▸ Stated task:
Transcribe the listing word for word.

+++ Record extracts +++

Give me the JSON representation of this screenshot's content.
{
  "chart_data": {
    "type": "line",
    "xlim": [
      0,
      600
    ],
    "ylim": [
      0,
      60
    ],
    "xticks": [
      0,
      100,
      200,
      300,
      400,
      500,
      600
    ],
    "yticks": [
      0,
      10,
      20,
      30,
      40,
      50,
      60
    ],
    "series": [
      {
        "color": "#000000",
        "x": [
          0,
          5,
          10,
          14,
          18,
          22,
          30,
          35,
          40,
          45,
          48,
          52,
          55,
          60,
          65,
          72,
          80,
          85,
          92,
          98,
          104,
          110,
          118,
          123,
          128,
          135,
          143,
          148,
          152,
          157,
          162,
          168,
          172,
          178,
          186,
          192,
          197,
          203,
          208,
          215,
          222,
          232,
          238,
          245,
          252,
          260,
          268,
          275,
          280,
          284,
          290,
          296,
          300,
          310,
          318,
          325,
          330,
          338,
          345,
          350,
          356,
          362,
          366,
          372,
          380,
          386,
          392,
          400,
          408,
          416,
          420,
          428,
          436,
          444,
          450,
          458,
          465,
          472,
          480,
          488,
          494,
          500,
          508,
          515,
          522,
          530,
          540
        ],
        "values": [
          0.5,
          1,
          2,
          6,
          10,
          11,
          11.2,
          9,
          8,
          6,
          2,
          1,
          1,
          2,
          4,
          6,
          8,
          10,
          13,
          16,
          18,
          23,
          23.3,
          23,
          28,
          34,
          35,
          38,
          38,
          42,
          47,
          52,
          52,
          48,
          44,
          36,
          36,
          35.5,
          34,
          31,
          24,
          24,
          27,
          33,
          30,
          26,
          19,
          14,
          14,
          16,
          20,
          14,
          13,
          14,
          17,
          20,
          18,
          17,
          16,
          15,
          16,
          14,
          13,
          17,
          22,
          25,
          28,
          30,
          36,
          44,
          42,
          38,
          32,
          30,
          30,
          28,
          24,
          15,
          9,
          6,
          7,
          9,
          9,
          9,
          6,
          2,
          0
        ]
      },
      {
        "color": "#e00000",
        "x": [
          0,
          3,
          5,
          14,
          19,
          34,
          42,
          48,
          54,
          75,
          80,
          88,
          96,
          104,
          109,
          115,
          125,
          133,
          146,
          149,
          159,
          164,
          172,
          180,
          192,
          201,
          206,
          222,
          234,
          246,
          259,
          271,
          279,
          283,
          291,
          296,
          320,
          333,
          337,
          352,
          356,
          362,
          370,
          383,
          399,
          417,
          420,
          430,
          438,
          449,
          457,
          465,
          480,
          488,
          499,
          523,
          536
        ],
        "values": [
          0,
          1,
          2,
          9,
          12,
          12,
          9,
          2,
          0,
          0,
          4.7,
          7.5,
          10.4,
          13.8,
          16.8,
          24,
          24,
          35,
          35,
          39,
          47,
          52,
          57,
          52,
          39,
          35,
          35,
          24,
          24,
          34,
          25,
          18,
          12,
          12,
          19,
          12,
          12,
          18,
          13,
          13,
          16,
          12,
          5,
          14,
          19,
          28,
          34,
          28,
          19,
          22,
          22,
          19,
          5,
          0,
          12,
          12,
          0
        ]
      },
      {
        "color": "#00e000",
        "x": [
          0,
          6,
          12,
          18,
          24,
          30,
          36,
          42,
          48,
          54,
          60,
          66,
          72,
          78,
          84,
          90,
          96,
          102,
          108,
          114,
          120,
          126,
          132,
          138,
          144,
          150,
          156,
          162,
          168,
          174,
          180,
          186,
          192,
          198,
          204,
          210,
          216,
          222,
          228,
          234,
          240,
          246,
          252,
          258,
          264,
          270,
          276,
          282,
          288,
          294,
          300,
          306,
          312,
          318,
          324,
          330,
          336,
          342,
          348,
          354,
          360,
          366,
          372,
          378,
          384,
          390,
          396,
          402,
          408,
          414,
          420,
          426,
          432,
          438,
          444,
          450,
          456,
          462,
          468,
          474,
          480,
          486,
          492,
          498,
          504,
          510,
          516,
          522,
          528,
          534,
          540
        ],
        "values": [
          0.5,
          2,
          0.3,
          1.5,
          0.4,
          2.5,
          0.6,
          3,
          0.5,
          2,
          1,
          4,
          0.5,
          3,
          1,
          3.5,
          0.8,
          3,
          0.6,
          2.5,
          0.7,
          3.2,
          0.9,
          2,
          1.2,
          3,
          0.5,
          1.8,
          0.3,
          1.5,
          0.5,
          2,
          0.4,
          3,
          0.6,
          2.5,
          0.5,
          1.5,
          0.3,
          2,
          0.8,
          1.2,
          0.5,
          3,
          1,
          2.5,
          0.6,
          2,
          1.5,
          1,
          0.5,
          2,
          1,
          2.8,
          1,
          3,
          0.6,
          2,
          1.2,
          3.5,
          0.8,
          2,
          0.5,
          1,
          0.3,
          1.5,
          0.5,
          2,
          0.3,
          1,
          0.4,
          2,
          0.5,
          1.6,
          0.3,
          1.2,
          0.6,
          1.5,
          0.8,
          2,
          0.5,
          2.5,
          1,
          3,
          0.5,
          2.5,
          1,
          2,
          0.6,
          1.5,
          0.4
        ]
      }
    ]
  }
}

+++

▸ Correct output:
Give me the JSON representation of this screenshot's content.
{
  "chart_data": {
    "type": "line",
    "xlim": [
      0,
      600
    ],
    "ylim": [
      0,
      60
    ],
    "xticks": [
      0,
      100,
      200,
      300,
      400,
      500,
      600
    ],
    "yticks": [
      0,
      10,
      20,
      30,
      40,
      50,
      60
    ],
    "series": [
      {
        "color": "#000000",
        "x": [
          0,
          5,
          10,
          14,
          18,
          22,
          30,
          35,
          40,
          45,
          48,
          52,
          55,
          60,
          65,
          72,
          80,
          85,
          92,
          98,
          104,
          110,
          118,
          123,
          128,
          135,
          143,
          148,
          152,
          157,
          162,
          168,
          172,
          178,
          186,
          192,
          197,
          203,
          208,
          215,
          222,
          232,
          238,
          245,
          252,
          260,
          268,
          275,
          280,
          284,
          290,
          296,
          300,
          310,
          318,
          325,
          330,
          338,
          345,
          350,
          356,
          362,
          366,
          372,
          380,
          386,
          392,
          400,
          408,
          416,
          420,
          428,
          436,
          444,
          450,
          458,
          465,
          472,
          480,
          488,
          494,
          500,
          508,
          515,
          522,
          530,
          540
        ],
        "values": [
          0.5,
          1,
          2,
          6,
          10,
          11,
          11.2,
          9,
          8,
          6,
          2,
          1,
          1,
          2,
          4,
          6,
          8,
          10,
          13,
          16,
          18,
          23,
          23.3,
          23,
          28,
          34,
          35,
          38,
          38,
          42,
          47,
          52,
          52,
          48,
          44,
          36,
          36,
          35.5,
          34,
          31,
          24,
          24,
          27,
          33,
          30,
          26,
          19,
          14,
          14,
          16,
          20,
          14,
          13,
          14,
          17,
          20,
          18,
          17,
          16,
          15,
          16,
          14,
          13,
          17,
          22,
          25,
          28,
          30,
          36,
          44,
          42,
          38,
          32,
          30,
          30,
          28,
          24,
          15,
          9,
          6,
          7,
          9,
          9,
          9,
          6,
          2,
          0
        ]
      },
      {
        "color": "#e00000",
        "x": [
          0,
          3,
          5,
          14,
          19,
          34,
          42,
          48,
          54,
          75,
          80,
          88,
          96,
          104,
          109,
          115,
          125,
          133,
          146,
          149,
          159,
          164,
          172,
          180,
          192,
          201,
          206,
          222,
          234,
          246,
          259,
          271,
          279,
          283,
          291,
          296,
          320,
          333,
          337,
          352,
          356,
          362,
          370,
          383,
          399,
          417,
          420,
          430,
          438,
          449,
          457,
          465,
          480,
          488,
          499,
          523,
          536
        ],
        "values": [
          0,
          1,
          2,
          9,
          12,
          12,
          9,
          2,
          0,
          0,
          4.7,
          7.5,
          10.4,
          13.8,
          16.8,
          24,
          24,
          35,
          35,
          39,
          47,
          52,
          57,
          52,
          39,
          35,
          35,
          24,
          24,
          34,
          25,
          18,
          12,
          12,
          19,
          12,
          12,
          18,
          13,
          13,
          16,
          12,
          5,
          14,
          19,
          28,
          34,
          28,
          19,
          22,
          22,
          19,
          5,
          0,
          12,
          12,
          0
        ]
      },
      {
        "color": "#00e000",
        "x": [
          0,
          6,
          12,
          18,
          24,
          30,
          36,
          42,
          48,
          54,
          60,
          66,
          72,
          78,
          84,
          90,
          96,
          102,
          108,
          114,
          120,
          126,
          132,
          138,
          144,
          150,
          156,
          162,
          168,
          174,
          180,
          186,
          192,
          198,
          204,
          210,
          216,
          222,
          228,
          234,
          240,
          246,
          252,
          258,
          264,
          270,
          276,
          282,
          288,
          294,
          300,
          306,
          312,
          318,
          324,
          330,
          336,
          342,
          348,
          354,
          360,
          366,
          372,
          378,
          384,
          390,
          396,
          402,
          408,
          414,
          420,
          426,
          432,
          438,
          444,
          450,
          456,
          462,
          468,
          474,
          480,
          486,
          492,
          498,
          504,
          510,
          516,
          522,
          528,
          534,
          540
        ],
        "values": [
          0.5,
          2,
          0.3,
          1.5,
          0.4,
          2.5,
          0.6,
          3,
          0.5,
          2,
          1,
          4,
          0.5,
          3,
          1,
          3.5,
          0.8,
          3,
          0.6,
          2.5,
          0.7,
          3.2,
          0.9,
          2,
          1.2,
          3,
          0.5,
          1.8,
          0.3,
          1.5,
          0.5,
          2,
          0.4,
          3,
          0.6,
          2.5,
          0.5,
          1.5,
          0.3,
          2,
          0.8,
          1.2,
          0.5,
          3,
          1,
          2.5,
          0.6,
          2,
          1.5,
          1,
          0.5,
          2,
          1,
          2.8,
          1,
          3,
          0.6,
          2,
          1.2,
          3.5,
          0.8,
          2,
          0.5,
          1,
          0.3,
          1.5,
          0.5,
          2,
          0.3,
          1,
          0.4,
          2,
          0.5,
          1.6,
          0.3,
          1.2,
          0.6,
          1.5,
          0.8,
          2,
          0.5,
          2.5,
          1,
          3,
          0.5,
          2.5,
          1,
          2,
          0.6,
          1.5,
          0.4
        ]
      }
    ]
  }
}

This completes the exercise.